# START OF INPUT

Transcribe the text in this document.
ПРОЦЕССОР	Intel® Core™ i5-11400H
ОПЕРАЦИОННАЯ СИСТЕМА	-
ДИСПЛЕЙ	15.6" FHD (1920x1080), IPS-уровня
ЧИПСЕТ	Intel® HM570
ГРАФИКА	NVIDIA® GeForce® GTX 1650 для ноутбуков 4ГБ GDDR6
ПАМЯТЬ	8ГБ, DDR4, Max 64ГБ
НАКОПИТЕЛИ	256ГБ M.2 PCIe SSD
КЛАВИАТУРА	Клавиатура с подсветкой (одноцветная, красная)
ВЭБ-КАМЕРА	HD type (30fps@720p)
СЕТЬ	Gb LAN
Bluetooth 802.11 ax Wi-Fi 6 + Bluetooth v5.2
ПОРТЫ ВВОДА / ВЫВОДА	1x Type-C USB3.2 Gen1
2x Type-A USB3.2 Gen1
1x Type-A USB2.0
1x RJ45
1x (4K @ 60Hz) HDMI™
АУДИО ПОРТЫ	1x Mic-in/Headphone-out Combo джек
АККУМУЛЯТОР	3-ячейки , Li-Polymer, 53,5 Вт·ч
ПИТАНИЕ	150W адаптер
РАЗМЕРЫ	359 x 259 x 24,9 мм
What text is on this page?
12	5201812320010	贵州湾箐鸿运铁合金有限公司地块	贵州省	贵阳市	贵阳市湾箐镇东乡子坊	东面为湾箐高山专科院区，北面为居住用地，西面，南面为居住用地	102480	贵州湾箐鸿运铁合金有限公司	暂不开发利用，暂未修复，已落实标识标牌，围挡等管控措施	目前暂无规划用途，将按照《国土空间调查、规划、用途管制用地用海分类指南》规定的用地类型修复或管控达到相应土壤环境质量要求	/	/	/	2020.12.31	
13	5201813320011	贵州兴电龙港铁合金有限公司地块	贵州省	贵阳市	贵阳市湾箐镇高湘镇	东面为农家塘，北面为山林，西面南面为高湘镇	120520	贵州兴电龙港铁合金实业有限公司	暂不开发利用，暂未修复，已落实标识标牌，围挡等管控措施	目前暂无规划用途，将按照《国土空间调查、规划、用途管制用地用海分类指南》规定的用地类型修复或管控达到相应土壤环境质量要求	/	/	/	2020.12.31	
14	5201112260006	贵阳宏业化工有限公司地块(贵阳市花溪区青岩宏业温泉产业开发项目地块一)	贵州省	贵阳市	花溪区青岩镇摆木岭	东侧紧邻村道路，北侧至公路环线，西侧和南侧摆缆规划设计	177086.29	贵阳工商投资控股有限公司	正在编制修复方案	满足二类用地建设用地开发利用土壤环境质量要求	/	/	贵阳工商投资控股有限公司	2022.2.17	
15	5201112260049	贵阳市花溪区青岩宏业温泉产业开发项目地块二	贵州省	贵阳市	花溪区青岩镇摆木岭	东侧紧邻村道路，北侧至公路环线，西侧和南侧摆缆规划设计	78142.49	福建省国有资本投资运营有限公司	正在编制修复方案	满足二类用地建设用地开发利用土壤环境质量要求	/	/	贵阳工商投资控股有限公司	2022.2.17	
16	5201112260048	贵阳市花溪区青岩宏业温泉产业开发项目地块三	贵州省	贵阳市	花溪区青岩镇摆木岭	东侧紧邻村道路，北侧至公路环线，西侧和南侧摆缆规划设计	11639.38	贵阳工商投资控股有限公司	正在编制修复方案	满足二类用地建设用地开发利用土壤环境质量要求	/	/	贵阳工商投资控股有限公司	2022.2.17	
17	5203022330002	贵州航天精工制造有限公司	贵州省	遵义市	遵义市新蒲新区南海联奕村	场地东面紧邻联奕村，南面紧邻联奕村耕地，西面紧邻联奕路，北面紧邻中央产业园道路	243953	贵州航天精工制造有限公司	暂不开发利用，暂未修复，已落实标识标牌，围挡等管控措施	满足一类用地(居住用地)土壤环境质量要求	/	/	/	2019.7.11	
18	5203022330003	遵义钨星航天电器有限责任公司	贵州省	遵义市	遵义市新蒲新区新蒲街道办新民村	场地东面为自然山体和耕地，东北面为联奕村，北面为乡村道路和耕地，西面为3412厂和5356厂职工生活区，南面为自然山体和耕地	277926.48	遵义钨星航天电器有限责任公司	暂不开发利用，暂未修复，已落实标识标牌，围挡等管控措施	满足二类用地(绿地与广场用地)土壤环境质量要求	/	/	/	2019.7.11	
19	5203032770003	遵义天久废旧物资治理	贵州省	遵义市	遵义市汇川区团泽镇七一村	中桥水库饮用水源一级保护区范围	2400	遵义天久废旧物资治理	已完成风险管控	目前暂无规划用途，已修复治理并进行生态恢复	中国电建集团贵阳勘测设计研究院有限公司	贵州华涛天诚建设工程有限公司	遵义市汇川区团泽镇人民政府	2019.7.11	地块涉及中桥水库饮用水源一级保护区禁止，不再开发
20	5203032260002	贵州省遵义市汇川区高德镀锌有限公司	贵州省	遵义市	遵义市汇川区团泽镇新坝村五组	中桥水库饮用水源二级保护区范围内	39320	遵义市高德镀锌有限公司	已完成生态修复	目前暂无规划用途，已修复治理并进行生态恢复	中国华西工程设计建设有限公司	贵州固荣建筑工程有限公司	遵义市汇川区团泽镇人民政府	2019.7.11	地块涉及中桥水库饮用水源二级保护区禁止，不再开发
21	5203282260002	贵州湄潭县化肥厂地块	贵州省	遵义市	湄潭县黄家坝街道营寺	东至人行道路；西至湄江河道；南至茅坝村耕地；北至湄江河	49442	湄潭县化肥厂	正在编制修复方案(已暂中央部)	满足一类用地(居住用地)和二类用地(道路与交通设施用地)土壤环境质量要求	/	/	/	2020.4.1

# END OF INPUT

- EXERCISE TASK
Reproduce every record above exactly as it appears.

- EXERCISE ANSWER
Transcribe the text in this document.
ПРОЦЕССОР	Intel® Core™ i5-11400H
ОПЕРАЦИОННАЯ СИСТЕМА	-
ДИСПЛЕЙ	15.6" FHD (1920x1080), IPS-уровня
ЧИПСЕТ	Intel® HM570
ГРАФИКА	NVIDIA® GeForce® GTX 1650 для ноутбуков 4ГБ GDDR6
ПАМЯТЬ	8ГБ, DDR4, Max 64ГБ
НАКОПИТЕЛИ	256ГБ M.2 PCIe SSD
КЛАВИАТУРА	Клавиатура с подсветкой (одноцветная, красная)
ВЭБ-КАМЕРА	HD type (30fps@720p)
СЕТЬ	Gb LAN
Bluetooth 802.11 ax Wi-Fi 6 + Bluetooth v5.2
ПОРТЫ ВВОДА / ВЫВОДА	1x Type-C USB3.2 Gen1
2x Type-A USB3.2 Gen1
1x Type-A USB2.0
1x RJ45
1x (4K @ 60Hz) HDMI™
АУДИО ПОРТЫ	1x Mic-in/Headphone-out Combo джек
АККУМУЛЯТОР	3-ячейки , Li-Polymer, 53,5 Вт·ч
ПИТАНИЕ	150W адаптер
РАЗМЕРЫ	359 x 259 x 24,9 мм
What text is on this page?
12	5201812320010	贵州湾箐鸿运铁合金有限公司地块	贵州省	贵阳市	贵阳市湾箐镇东乡子坊	东面为湾箐高山专科院区，北面为居住用地，西面，南面为居住用地	102480	贵州湾箐鸿运铁合金有限公司	暂不开发利用，暂未修复，已落实标识标牌，围挡等管控措施	目前暂无规划用途，将按照《国土空间调查、规划、用途管制用地用海分类指南》规定的用地类型修复或管控达到相应土壤环境质量要求	/	/	/	2020.12.31	
13	5201813320011	贵州兴电龙港铁合金有限公司地块	贵州省	贵阳市	贵阳市湾箐镇高湘镇	东面为农家塘，北面为山林，西面南面为高湘镇	120520	贵州兴电龙港铁合金实业有限公司	暂不开发利用，暂未修复，已落实标识标牌，围挡等管控措施	目前暂无规划用途，将按照《国土空间调查、规划、用途管制用地用海分类指南》规定的用地类型修复或管控达到相应土壤环境质量要求	/	/	/	2020.12.31	
14	5201112260006	贵阳宏业化工有限公司地块(贵阳市花溪区青岩宏业温泉产业开发项目地块一)	贵州省	贵阳市	花溪区青岩镇摆木岭	东侧紧邻村道路，北侧至公路环线，西侧和南侧摆缆规划设计	177086.29	贵阳工商投资控股有限公司	正在编制修复方案	满足二类用地建设用地开发利用土壤环境质量要求	/	/	贵阳工商投资控股有限公司	2022.2.17	
15	5201112260049	贵阳市花溪区青岩宏业温泉产业开发项目地块二	贵州省	贵阳市	花溪区青岩镇摆木岭	东侧紧邻村道路，北侧至公路环线，西侧和南侧摆缆规划设计	78142.49	福建省国有资本投资运营有限公司	正在编制修复方案	满足二类用地建设用地开发利用土壤环境质量要求	/	/	贵阳工商投资控股有限公司	2022.2.17	
16	5201112260048	贵阳市花溪区青岩宏业温泉产业开发项目地块三	贵州省	贵阳市	花溪区青岩镇摆木岭	东侧紧邻村道路，北侧至公路环线，西侧和南侧摆缆规划设计	11639.38	贵阳工商投资控股有限公司	正在编制修复方案	满足二类用地建设用地开发利用土壤环境质量要求	/	/	贵阳工商投资控股有限公司	2022.2.17	
17	5203022330002	贵州航天精工制造有限公司	贵州省	遵义市	遵义市新蒲新区南海联奕村	场地东面紧邻联奕村，南面紧邻联奕村耕地，西面紧邻联奕路，北面紧邻中央产业园道路	243953	贵州航天精工制造有限公司	暂不开发利用，暂未修复，已落实标识标牌，围挡等管控措施	满足一类用地(居住用地)土壤环境质量要求	/	/	/	2019.7.11	
18	5203022330003	遵义钨星航天电器有限责任公司	贵州省	遵义市	遵义市新蒲新区新蒲街道办新民村	场地东面为自然山体和耕地，东北面为联奕村，北面为乡村道路和耕地，西面为3412厂和5356厂职工生活区，南面为自然山体和耕地	277926.48	遵义钨星航天电器有限责任公司	暂不开发利用，暂未修复，已落实标识标牌，围挡等管控措施	满足二类用地(绿地与广场用地)土壤环境质量要求	/	/	/	2019.7.11	
19	5203032770003	遵义天久废旧物资治理	贵州省	遵义市	遵义市汇川区团泽镇七一村	中桥水库饮用水源一级保护区范围	2400	遵义天久废旧物资治理	已完成风险管控	目前暂无规划用途，已修复治理并进行生态恢复	中国电建集团贵阳勘测设计研究院有限公司	贵州华涛天诚建设工程有限公司	遵义市汇川区团泽镇人民政府	2019.7.11	地块涉及中桥水库饮用水源一级保护区禁止，不再开发
20	5203032260002	贵州省遵义市汇川区高德镀锌有限公司	贵州省	遵义市	遵义市汇川区团泽镇新坝村五组	中桥水库饮用水源二级保护区范围内	39320	遵义市高德镀锌有限公司	已完成生态修复	目前暂无规划用途，已修复治理并进行生态恢复	中国华西工程设计建设有限公司	贵州固荣建筑工程有限公司	遵义市汇川区团泽镇人民政府	2019.7.11	地块涉及中桥水库饮用水源二级保护区禁止，不再开发
21	5203282260002	贵州湄潭县化肥厂地块	贵州省	遵义市	湄潭县黄家坝街道营寺	东至人行道路；西至湄江河道；南至茅坝村耕地；北至湄江河	49442	湄潭县化肥厂	正在编制修复方案(已暂中央部)	满足一类用地(居住用地)和二类用地(道路与交通设施用地)土壤环境质量要求	/	/	/	2020.4.1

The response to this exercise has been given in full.